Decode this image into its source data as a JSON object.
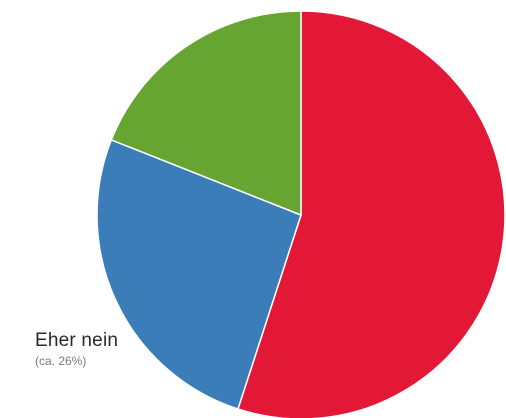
{
  "chart_data": {
    "type": "pie",
    "start_angle_deg": -90,
    "direction": "clockwise",
    "slices": [
      {
        "value": 55,
        "color": "#e31837"
      },
      {
        "value": 26,
        "label": "Eher nein",
        "value_label": "(ca. 26%)",
        "color": "#3a7db9"
      },
      {
        "value": 19,
        "color": "#67a533"
      }
    ]
  }
}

----------

• [What to work on] Transcribe the records above verbatim. Do not carry over any picture.

• [Reply to the task]
Decode this image into its source data as a JSON object.
{
  "chart_data": {
    "type": "pie",
    "start_angle_deg": -90,
    "direction": "clockwise",
    "slices": [
      {
        "value": 55,
        "color": "#e31837"
      },
      {
        "value": 26,
        "label": "Eher nein",
        "value_label": "(ca. 26%)",
        "color": "#3a7db9"
      },
      {
        "value": 19,
        "color": "#67a533"
      }
    ]
  }
}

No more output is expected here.